DATA SUPPLIED
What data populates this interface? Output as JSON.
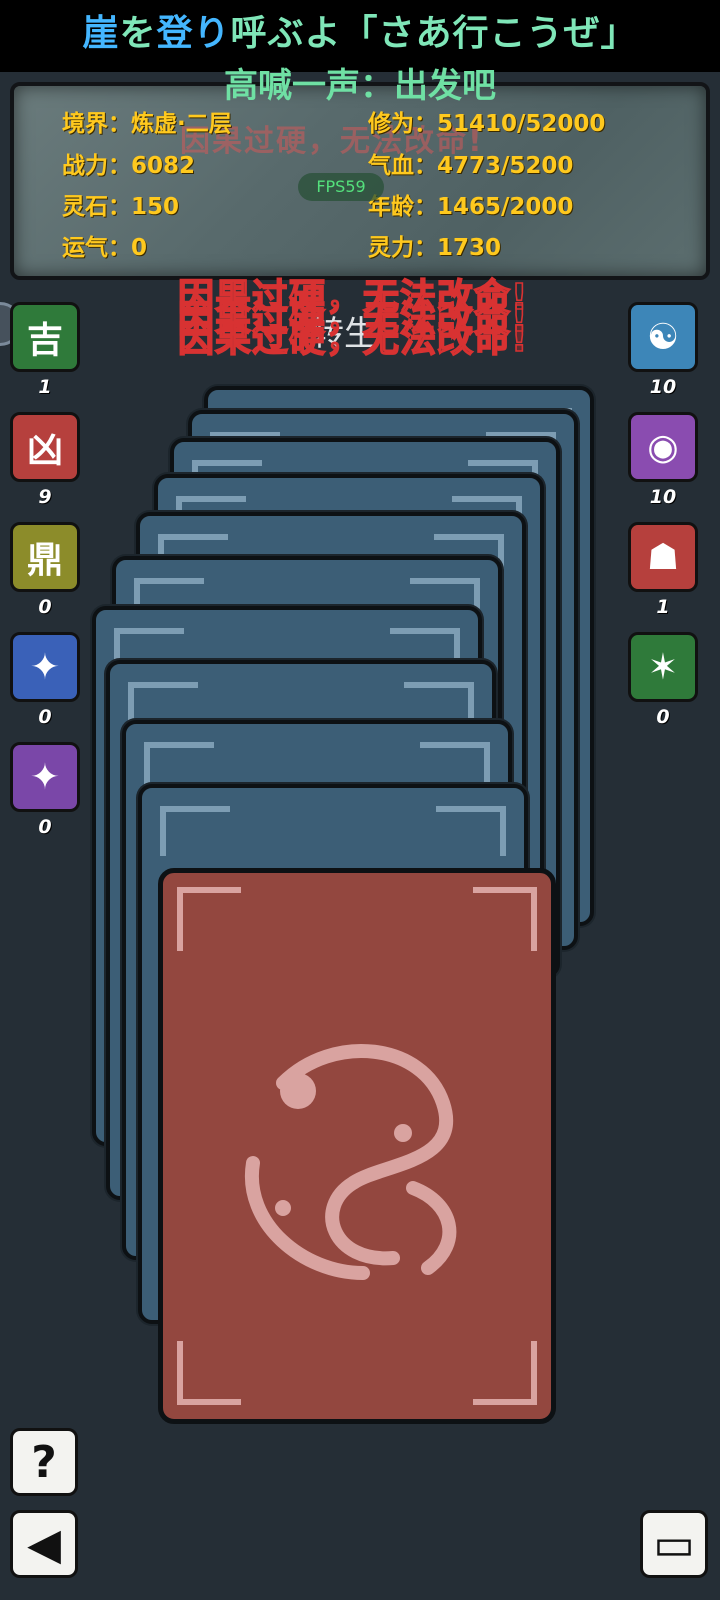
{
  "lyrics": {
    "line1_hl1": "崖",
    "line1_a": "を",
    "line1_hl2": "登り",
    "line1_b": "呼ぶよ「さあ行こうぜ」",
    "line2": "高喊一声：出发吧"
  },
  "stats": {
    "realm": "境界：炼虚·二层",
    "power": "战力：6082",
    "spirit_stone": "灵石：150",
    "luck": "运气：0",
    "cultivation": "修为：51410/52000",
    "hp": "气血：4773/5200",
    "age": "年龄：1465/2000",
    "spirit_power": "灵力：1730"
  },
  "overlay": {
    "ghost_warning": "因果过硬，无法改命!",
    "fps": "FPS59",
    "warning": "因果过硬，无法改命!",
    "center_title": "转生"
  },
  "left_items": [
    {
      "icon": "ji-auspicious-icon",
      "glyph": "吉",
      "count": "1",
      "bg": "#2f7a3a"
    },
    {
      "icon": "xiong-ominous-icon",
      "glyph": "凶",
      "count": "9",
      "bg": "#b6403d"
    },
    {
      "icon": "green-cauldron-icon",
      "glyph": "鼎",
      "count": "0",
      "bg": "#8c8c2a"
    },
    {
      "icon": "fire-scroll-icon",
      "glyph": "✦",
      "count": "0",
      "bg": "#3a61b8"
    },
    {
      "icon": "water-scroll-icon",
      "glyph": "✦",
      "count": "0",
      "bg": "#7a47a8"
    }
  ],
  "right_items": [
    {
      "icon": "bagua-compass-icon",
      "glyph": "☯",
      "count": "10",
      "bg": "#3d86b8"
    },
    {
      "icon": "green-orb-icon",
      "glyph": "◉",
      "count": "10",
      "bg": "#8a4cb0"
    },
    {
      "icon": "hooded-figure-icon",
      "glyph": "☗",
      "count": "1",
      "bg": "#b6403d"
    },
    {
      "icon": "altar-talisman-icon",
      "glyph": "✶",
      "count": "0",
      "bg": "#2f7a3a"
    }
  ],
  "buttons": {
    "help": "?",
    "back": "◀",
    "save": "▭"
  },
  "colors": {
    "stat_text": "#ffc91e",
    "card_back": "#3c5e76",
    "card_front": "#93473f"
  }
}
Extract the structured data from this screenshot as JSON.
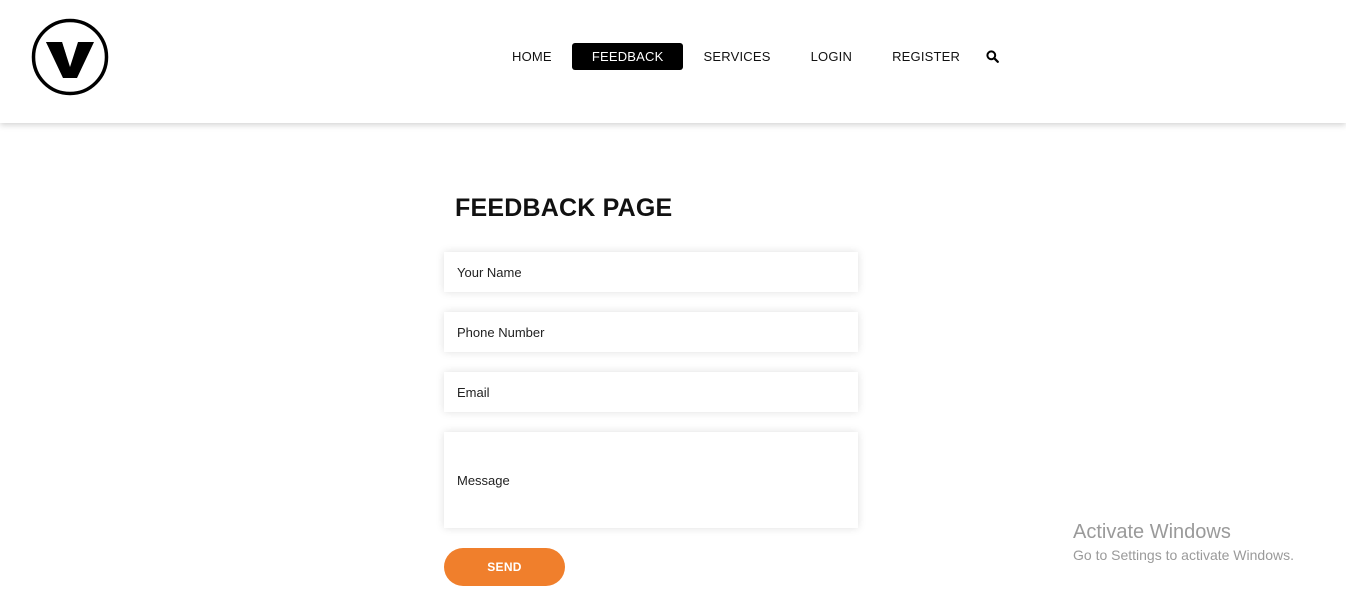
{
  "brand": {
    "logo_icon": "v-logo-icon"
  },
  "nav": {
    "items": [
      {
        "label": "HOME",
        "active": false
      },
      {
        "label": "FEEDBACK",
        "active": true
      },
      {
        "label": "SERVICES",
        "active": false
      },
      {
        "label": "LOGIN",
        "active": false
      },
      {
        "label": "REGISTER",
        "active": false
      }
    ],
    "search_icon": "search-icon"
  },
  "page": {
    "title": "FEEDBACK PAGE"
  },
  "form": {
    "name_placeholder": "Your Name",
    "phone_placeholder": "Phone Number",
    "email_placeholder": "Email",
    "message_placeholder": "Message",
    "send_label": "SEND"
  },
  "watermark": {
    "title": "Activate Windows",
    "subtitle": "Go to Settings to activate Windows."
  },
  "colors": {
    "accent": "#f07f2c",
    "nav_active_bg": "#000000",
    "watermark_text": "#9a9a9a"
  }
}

TASK TO CARRY OUT
Reproduce the material in full, word for word, and omit the pictures.

REPLY TO THE EXERCISE
What data populates this interface? Output as JSON.
{
  "lyrics": {
    "line1_hl1": "崖",
    "line1_a": "を",
    "line1_hl2": "登り",
    "line1_b": "呼ぶよ「さあ行こうぜ」",
    "line2": "高喊一声：出发吧"
  },
  "stats": {
    "realm": "境界：炼虚·二层",
    "power": "战力：6082",
    "spirit_stone": "灵石：150",
    "luck": "运气：0",
    "cultivation": "修为：51410/52000",
    "hp": "气血：4773/5200",
    "age": "年龄：1465/2000",
    "spirit_power": "灵力：1730"
  },
  "overlay": {
    "ghost_warning": "因果过硬，无法改命!",
    "fps": "FPS59",
    "warning": "因果过硬，无法改命!",
    "center_title": "转生"
  },
  "left_items": [
    {
      "icon": "ji-auspicious-icon",
      "glyph": "吉",
      "count": "1",
      "bg": "#2f7a3a"
    },
    {
      "icon": "xiong-ominous-icon",
      "glyph": "凶",
      "count": "9",
      "bg": "#b6403d"
    },
    {
      "icon": "green-cauldron-icon",
      "glyph": "鼎",
      "count": "0",
      "bg": "#8c8c2a"
    },
    {
      "icon": "fire-scroll-icon",
      "glyph": "✦",
      "count": "0",
      "bg": "#3a61b8"
    },
    {
      "icon": "water-scroll-icon",
      "glyph": "✦",
      "count": "0",
      "bg": "#7a47a8"
    }
  ],
  "right_items": [
    {
      "icon": "bagua-compass-icon",
      "glyph": "☯",
      "count": "10",
      "bg": "#3d86b8"
    },
    {
      "icon": "green-orb-icon",
      "glyph": "◉",
      "count": "10",
      "bg": "#8a4cb0"
    },
    {
      "icon": "hooded-figure-icon",
      "glyph": "☗",
      "count": "1",
      "bg": "#b6403d"
    },
    {
      "icon": "altar-talisman-icon",
      "glyph": "✶",
      "count": "0",
      "bg": "#2f7a3a"
    }
  ],
  "buttons": {
    "help": "?",
    "back": "◀",
    "save": "▭"
  },
  "colors": {
    "stat_text": "#ffc91e",
    "card_back": "#3c5e76",
    "card_front": "#93473f"
  }
}
Extract the structured data from this screenshot as JSON.
{
  "brand": {
    "logo_icon": "v-logo-icon"
  },
  "nav": {
    "items": [
      {
        "label": "HOME",
        "active": false
      },
      {
        "label": "FEEDBACK",
        "active": true
      },
      {
        "label": "SERVICES",
        "active": false
      },
      {
        "label": "LOGIN",
        "active": false
      },
      {
        "label": "REGISTER",
        "active": false
      }
    ],
    "search_icon": "search-icon"
  },
  "page": {
    "title": "FEEDBACK PAGE"
  },
  "form": {
    "name_placeholder": "Your Name",
    "phone_placeholder": "Phone Number",
    "email_placeholder": "Email",
    "message_placeholder": "Message",
    "send_label": "SEND"
  },
  "watermark": {
    "title": "Activate Windows",
    "subtitle": "Go to Settings to activate Windows."
  },
  "colors": {
    "accent": "#f07f2c",
    "nav_active_bg": "#000000",
    "watermark_text": "#9a9a9a"
  }
}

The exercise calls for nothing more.